━━━━━ Listed records ━━━━━
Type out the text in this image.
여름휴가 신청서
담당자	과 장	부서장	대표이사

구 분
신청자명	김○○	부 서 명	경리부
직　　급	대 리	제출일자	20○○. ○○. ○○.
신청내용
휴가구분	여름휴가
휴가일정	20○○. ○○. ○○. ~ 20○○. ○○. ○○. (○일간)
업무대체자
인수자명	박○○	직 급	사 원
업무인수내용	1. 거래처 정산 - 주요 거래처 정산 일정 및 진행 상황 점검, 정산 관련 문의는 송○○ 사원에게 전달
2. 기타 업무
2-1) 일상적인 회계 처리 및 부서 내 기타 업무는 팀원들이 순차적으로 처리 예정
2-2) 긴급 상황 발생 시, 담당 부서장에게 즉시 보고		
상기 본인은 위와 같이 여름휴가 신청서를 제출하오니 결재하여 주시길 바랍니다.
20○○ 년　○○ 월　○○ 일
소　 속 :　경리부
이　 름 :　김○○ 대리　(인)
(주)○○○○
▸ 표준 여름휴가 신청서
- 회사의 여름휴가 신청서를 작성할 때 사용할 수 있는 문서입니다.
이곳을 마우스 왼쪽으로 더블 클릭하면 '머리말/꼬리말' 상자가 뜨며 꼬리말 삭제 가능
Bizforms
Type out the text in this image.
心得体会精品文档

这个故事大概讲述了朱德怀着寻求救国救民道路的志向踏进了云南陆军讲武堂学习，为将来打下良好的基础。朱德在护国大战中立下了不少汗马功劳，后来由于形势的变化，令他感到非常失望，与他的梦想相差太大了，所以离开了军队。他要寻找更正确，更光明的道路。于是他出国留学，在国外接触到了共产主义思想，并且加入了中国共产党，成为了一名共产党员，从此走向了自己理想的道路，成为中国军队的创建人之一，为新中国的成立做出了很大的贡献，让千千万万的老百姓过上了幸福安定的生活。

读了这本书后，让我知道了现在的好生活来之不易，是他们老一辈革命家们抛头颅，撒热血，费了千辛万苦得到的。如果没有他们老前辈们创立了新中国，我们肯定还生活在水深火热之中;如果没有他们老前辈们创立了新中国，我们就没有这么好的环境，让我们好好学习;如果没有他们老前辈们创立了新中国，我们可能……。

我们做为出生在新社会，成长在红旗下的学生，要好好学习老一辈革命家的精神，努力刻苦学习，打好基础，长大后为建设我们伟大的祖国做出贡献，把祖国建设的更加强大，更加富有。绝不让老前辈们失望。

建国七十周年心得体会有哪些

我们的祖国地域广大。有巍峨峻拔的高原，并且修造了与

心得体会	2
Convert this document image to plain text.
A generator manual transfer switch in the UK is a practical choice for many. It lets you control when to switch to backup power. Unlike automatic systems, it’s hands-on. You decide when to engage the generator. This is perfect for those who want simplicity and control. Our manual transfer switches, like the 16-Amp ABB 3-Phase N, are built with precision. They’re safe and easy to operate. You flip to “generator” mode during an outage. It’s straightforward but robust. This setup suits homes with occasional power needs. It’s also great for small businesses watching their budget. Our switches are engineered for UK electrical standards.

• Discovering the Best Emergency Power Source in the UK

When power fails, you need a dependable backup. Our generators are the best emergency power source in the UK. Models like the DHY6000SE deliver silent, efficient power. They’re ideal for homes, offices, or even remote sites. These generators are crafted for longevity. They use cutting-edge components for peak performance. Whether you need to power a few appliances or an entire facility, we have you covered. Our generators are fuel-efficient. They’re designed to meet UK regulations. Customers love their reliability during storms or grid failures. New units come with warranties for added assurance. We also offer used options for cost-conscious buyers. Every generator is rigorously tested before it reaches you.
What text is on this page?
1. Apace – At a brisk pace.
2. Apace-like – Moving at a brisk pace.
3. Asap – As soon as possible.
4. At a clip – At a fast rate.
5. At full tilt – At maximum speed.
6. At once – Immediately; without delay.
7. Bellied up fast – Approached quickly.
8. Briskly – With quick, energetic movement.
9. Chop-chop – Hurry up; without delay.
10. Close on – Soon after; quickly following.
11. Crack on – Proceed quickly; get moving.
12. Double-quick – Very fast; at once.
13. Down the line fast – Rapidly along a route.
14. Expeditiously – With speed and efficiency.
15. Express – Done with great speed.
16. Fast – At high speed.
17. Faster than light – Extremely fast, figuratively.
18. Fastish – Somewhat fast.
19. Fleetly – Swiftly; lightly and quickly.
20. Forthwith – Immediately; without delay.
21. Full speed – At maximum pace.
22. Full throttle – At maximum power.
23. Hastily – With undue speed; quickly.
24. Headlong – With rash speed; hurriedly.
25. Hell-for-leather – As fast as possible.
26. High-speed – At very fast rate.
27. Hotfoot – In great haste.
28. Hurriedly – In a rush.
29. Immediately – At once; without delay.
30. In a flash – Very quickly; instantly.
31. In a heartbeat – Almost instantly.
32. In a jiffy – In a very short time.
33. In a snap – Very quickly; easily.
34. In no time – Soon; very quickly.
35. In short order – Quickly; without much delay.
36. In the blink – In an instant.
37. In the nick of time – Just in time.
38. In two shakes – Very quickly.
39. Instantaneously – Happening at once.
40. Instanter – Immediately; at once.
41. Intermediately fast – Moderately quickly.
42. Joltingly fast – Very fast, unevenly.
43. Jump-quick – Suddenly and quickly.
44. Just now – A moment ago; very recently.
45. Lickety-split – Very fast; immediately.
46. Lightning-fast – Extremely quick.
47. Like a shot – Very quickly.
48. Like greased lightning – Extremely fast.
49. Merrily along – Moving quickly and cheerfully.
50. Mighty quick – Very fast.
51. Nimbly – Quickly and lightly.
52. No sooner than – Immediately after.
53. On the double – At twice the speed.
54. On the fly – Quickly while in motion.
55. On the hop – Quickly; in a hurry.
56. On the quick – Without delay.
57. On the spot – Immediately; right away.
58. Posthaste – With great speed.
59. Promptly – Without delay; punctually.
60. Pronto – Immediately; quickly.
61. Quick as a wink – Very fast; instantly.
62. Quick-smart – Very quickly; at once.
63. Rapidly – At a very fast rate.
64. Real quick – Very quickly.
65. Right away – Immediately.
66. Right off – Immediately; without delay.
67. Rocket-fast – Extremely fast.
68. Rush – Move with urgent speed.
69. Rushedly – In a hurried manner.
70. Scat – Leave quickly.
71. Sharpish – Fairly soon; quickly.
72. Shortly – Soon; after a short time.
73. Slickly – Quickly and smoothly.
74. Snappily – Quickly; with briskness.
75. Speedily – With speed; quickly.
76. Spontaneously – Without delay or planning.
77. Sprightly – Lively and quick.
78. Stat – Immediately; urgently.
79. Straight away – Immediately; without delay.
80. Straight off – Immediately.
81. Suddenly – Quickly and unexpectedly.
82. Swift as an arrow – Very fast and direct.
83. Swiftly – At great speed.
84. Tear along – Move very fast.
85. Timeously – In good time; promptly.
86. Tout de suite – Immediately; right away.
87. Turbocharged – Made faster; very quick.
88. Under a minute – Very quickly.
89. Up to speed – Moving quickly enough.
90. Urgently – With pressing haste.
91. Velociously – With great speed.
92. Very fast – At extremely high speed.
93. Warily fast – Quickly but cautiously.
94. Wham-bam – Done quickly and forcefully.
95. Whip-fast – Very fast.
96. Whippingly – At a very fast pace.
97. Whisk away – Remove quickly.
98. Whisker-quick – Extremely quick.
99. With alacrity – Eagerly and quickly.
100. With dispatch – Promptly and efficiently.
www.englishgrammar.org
━━━━━
Exercise objective: Scan the lines for the string "once". Pick out every line that has it.

The result:
6. At once – Immediately; without delay.
12. Double-quick – Very fast; at once.
29. Immediately – At once; without delay.
39. Instantaneously – Happening at once.
40. Instanter – Immediately; at once.
62. Quick-smart – Very quickly; at once.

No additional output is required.